Given request 1
From the records below, reproduce the lines beginning with the one that contains "add-option-button[interactable] <box>1406 101" and ending after the one that contains "y-tick-label: 0 <box>105 563 117 586</box>", copying them verbatim.

Excerpt to read
——————

The Coalition’s economic argument doesn’t wash with local businessman Abby, either. He says that “with any change, you get new industries. You get employment. I just don’t buy what the Liberals are saying”.

Echoing a sentiment expressed by Shorten on Q & A on May 7, Baillie says that “they (the Coalition) don’t seem to understand that there’s a cost of doing nothing”.

The cost of inaction was underlined by the entry into the debate this week of eminent economist Ross Garnaut, arguing that Australia has the opportunity to become “the superpower of the post-carbon world economy”.

After a campaign in which the cost of climate action has been a political football, Garnaut presented new work at the University of Melbourne arguing that Australia stood to profit enormously if it seized the initiative to push forward on renewables.

Scientist Steffen has reservations about both the major party policies. Neither party has put a concrete end date on coal and coal exports in Australia.He says that even Labor’s reductions target is “very conservative.

——————

Given request 2
Transcribe the passage on the climate policy debate above word for word.

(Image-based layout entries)

——————

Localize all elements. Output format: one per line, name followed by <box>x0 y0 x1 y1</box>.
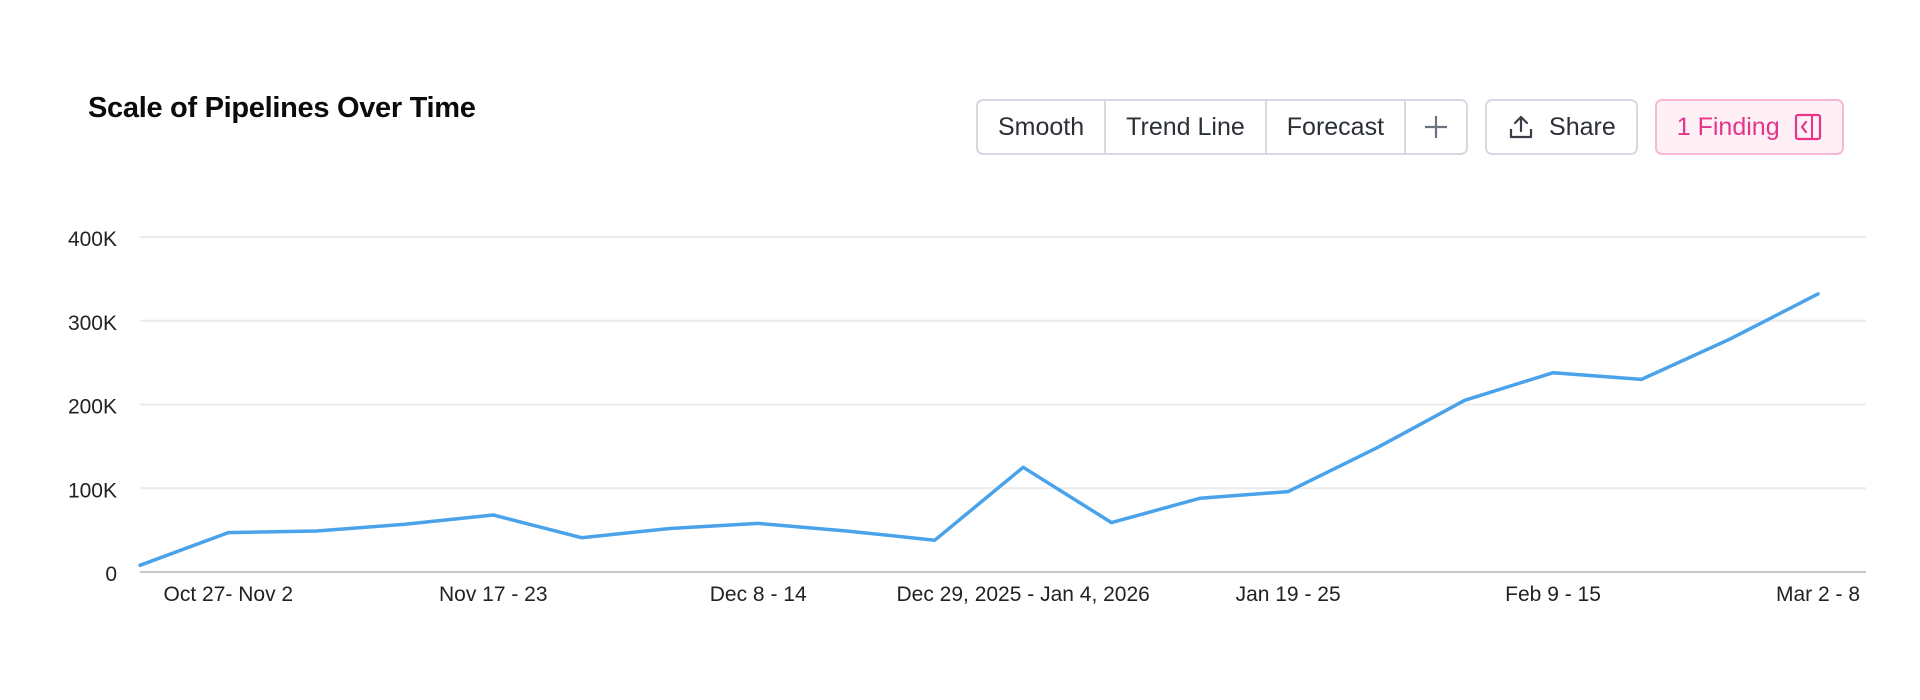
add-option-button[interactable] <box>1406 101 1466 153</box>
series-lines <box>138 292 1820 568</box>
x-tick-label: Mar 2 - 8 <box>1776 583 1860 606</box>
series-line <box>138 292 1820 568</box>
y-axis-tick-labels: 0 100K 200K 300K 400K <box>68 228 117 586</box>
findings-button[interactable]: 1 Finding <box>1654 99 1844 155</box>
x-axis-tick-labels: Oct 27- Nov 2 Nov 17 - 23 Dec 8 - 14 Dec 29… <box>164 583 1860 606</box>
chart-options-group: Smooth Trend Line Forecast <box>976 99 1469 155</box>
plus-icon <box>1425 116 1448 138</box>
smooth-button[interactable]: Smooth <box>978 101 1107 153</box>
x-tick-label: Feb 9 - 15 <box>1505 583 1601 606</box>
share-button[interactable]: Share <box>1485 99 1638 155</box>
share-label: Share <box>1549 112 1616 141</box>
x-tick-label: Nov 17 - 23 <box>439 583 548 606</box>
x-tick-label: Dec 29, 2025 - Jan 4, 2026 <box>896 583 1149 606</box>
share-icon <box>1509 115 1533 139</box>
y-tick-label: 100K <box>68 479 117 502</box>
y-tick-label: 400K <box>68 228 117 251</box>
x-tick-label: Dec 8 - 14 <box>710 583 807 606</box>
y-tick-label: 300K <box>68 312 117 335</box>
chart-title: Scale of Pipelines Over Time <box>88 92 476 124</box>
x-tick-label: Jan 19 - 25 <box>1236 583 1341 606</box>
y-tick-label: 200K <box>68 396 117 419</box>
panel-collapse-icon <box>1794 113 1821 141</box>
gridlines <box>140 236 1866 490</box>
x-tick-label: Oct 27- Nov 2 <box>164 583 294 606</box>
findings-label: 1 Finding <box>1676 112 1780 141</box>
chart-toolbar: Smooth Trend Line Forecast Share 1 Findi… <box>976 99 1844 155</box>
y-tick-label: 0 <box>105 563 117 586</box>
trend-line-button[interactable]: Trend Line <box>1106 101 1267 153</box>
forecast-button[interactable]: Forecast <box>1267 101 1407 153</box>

——————

Complete response 1
add-option-button[interactable] <box>1406 101 1466 153</box>
series-lines <box>138 292 1820 568</box>
x-tick-label: Mar 2 - 8 <box>1776 583 1860 606</box>
series-line <box>138 292 1820 568</box>
y-axis-tick-labels: 0 100K 200K 300K 400K <box>68 228 117 586</box>
findings-button[interactable]: 1 Finding <box>1654 99 1844 155</box>
x-axis-tick-labels: Oct 27- Nov 2 Nov 17 - 23 Dec 8 - 14 Dec 29… <box>164 583 1860 606</box>
chart-options-group: Smooth Trend Line Forecast <box>976 99 1469 155</box>
plus-icon <box>1425 116 1448 138</box>
smooth-button[interactable]: Smooth <box>978 101 1107 153</box>
x-tick-label: Feb 9 - 15 <box>1505 583 1601 606</box>
share-button[interactable]: Share <box>1485 99 1638 155</box>
share-label: Share <box>1549 112 1616 141</box>
x-tick-label: Nov 17 - 23 <box>439 583 548 606</box>
x-tick-label: Dec 29, 2025 - Jan 4, 2026 <box>896 583 1149 606</box>
share-icon <box>1509 115 1533 139</box>
y-tick-label: 100K <box>68 479 117 502</box>
y-tick-label: 400K <box>68 228 117 251</box>
x-tick-label: Dec 8 - 14 <box>710 583 807 606</box>
y-tick-label: 300K <box>68 312 117 335</box>
chart-title: Scale of Pipelines Over Time <box>88 92 476 124</box>
x-tick-label: Jan 19 - 25 <box>1236 583 1341 606</box>
y-tick-label: 200K <box>68 396 117 419</box>
panel-collapse-icon <box>1794 113 1821 141</box>
gridlines <box>140 236 1866 490</box>
x-tick-label: Oct 27- Nov 2 <box>164 583 294 606</box>
findings-label: 1 Finding <box>1676 112 1780 141</box>
chart-toolbar: Smooth Trend Line Forecast Share 1 Findi… <box>976 99 1844 155</box>
y-tick-label: 0 <box>105 563 117 586</box>

Complete response 2
The Coalition’s economic argument doesn’t wash with local businessman Abby, either. He says that “with any change, you get new industries. You get employment. I just don’t buy what the Liberals are saying”.

Echoing a sentiment expressed by Shorten on Q & A on May 7, Baillie says that “they (the Coalition) don’t seem to understand that there’s a cost of doing nothing”.

The cost of inaction was underlined by the entry into the debate this week of eminent economist Ross Garnaut, arguing that Australia has the opportunity to become “the superpower of the post-carbon world economy”.

After a campaign in which the cost of climate action has been a political football, Garnaut presented new work at the University of Melbourne arguing that Australia stood to profit enormously if it seized the initiative to push forward on renewables.

Scientist Steffen has reservations about both the major party policies. Neither party has put a concrete end date on coal and coal exports in Australia.He says that even Labor’s reductions target is “very conservative.